── Task inputs ──
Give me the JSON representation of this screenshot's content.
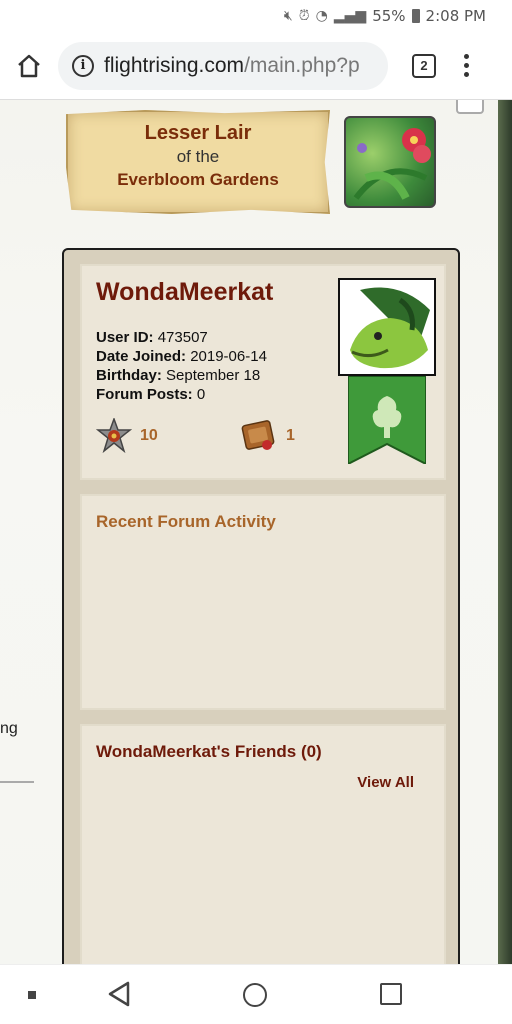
{
  "status_bar": {
    "battery": "55%",
    "time": "2:08 PM"
  },
  "browser": {
    "url_domain": "flightrising.com",
    "url_path": "/main.php?p",
    "tab_count": "2"
  },
  "side": {
    "partial_text": "ng"
  },
  "lair": {
    "line1": "Lesser Lair",
    "line2": "of the",
    "line3": "Everbloom Gardens"
  },
  "profile": {
    "username": "WondaMeerkat",
    "user_id_label": "User ID:",
    "user_id": "473507",
    "date_joined_label": "Date Joined:",
    "date_joined": "2019-06-14",
    "birthday_label": "Birthday:",
    "birthday": "September 18",
    "forum_posts_label": "Forum Posts:",
    "forum_posts": "0",
    "star_count": "10",
    "book_count": "1"
  },
  "activity": {
    "title": "Recent Forum Activity"
  },
  "friends": {
    "title": "WondaMeerkat's Friends (0)",
    "view_all": "View All"
  },
  "colors": {
    "title_dark": "#6e1a0a",
    "title_light": "#a8652a",
    "panel_bg": "#d8d0bd",
    "card_bg": "#ece6d8"
  }
}
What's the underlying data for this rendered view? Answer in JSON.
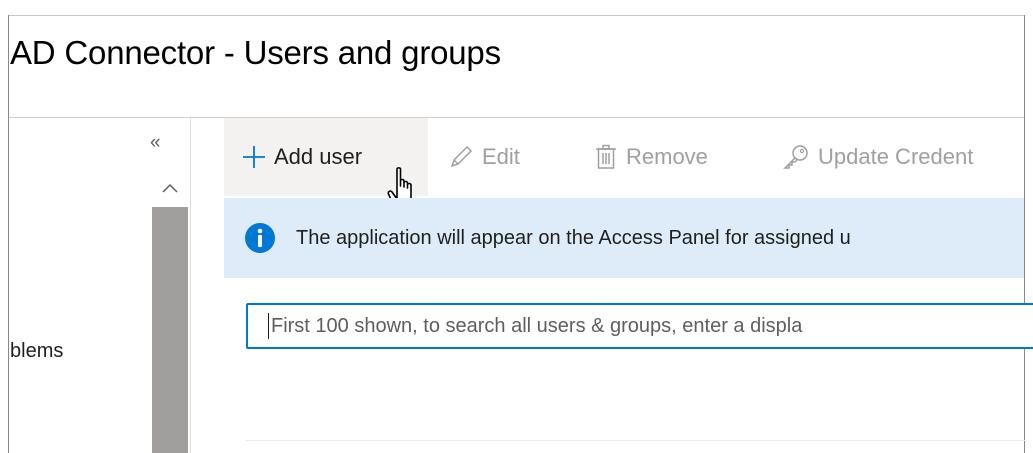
{
  "header": {
    "title": "AD Connector - Users and groups"
  },
  "sidebar": {
    "collapse_glyph": "«",
    "items": [
      {
        "label": "blems"
      }
    ]
  },
  "toolbar": {
    "add_user_label": "Add user",
    "edit_label": "Edit",
    "remove_label": "Remove",
    "update_credentials_label": "Update Credent"
  },
  "info_bar": {
    "text": "The application will appear on the Access Panel for assigned u",
    "icon": "info-icon"
  },
  "search": {
    "placeholder": "First 100 shown, to search all users & groups, enter a displa",
    "value": ""
  },
  "colors": {
    "accent": "#0078d4",
    "info_background": "#deecf9",
    "disabled_text": "#a19f9d",
    "hover_background": "#f3f2f1",
    "scrollbar": "#a19f9d"
  },
  "icons": [
    "plus-icon",
    "pencil-icon",
    "trash-icon",
    "key-icon",
    "info-icon",
    "hand-cursor-icon",
    "chevron-up-icon",
    "double-chevron-left-icon"
  ]
}
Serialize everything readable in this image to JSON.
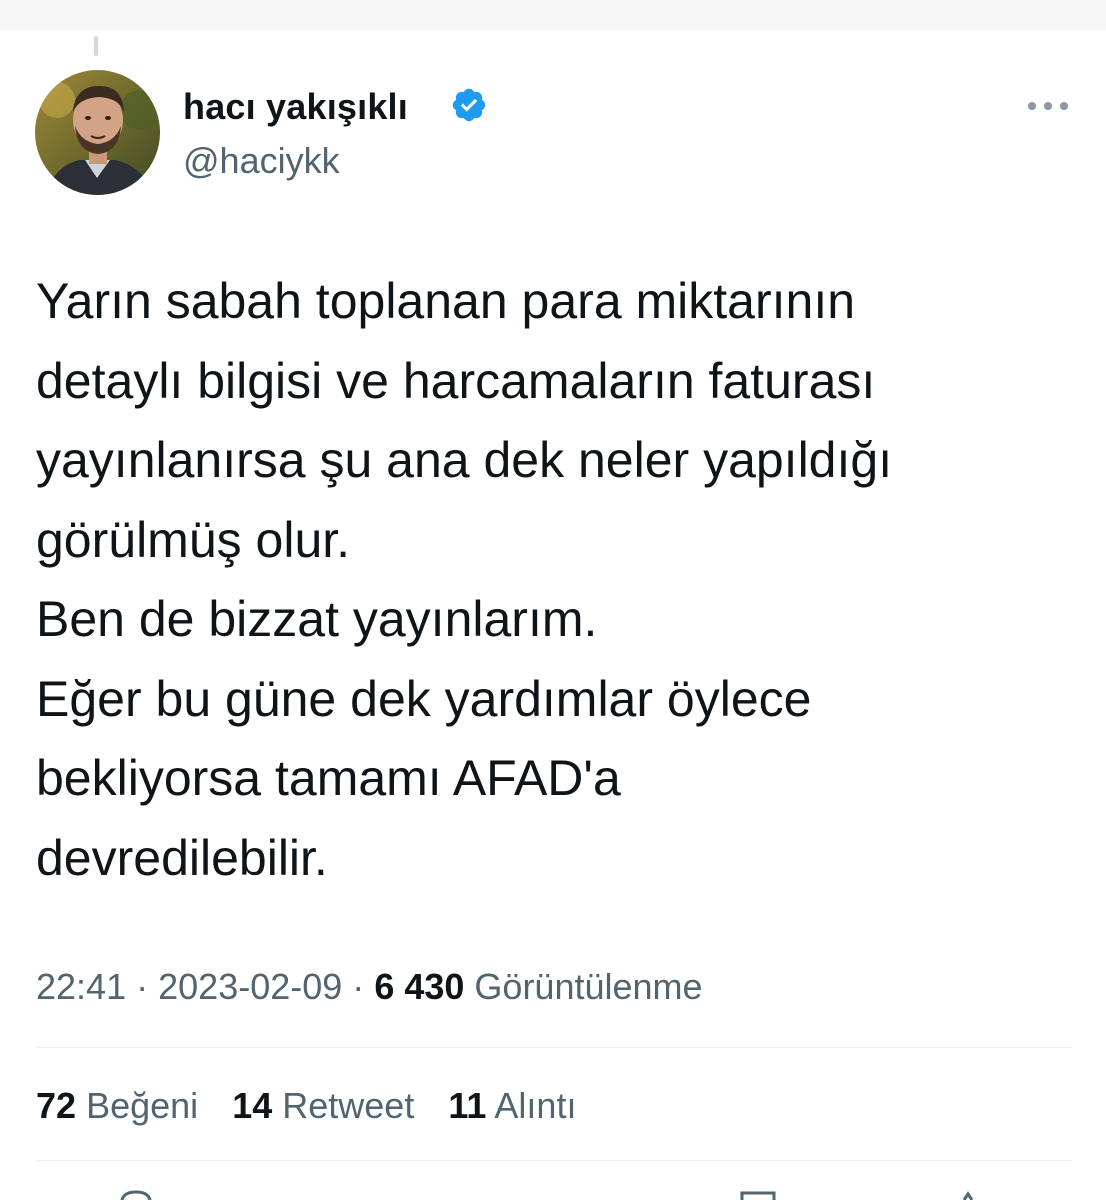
{
  "tweet": {
    "author": {
      "display_name": "hacı yakışıklı",
      "handle": "@haciykk",
      "verified": true,
      "verified_color": "#1d9bf0"
    },
    "text": "Yarın sabah toplanan para miktarının\ndetaylı bilgisi ve harcamaların faturası\nyayınlanırsa şu ana dek neler yapıldığı\ngörülmüş olur.\nBen de bizzat yayınlarım.\nEğer bu güne dek yardımlar öylece\nbekliyorsa tamamı AFAD'a\ndevredilebilir.",
    "time": "22:41",
    "separator": "·",
    "date": "2023-02-09",
    "views_count": "6 430",
    "views_label": "Görüntülenme"
  },
  "stats": {
    "likes_count": "72",
    "likes_label": "Beğeni",
    "retweets_count": "14",
    "retweets_label": "Retweet",
    "quotes_count": "11",
    "quotes_label": "Alıntı"
  },
  "icons": {
    "more": "more-options-icon",
    "verified": "verified-badge-icon",
    "avatar": "profile-avatar"
  },
  "colors": {
    "text": "#0f1419",
    "secondary": "#536471",
    "divider": "#eff3f4",
    "accent": "#1d9bf0"
  }
}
───
### [Request]
Report all lines of the material that contain the word "JSON".

### [Solution for this task]
Give me the JSON representation of this screenshot's content.
What's the underlying data for this rendered view? Answer in JSON.
Serialize everything readable in this image to JSON.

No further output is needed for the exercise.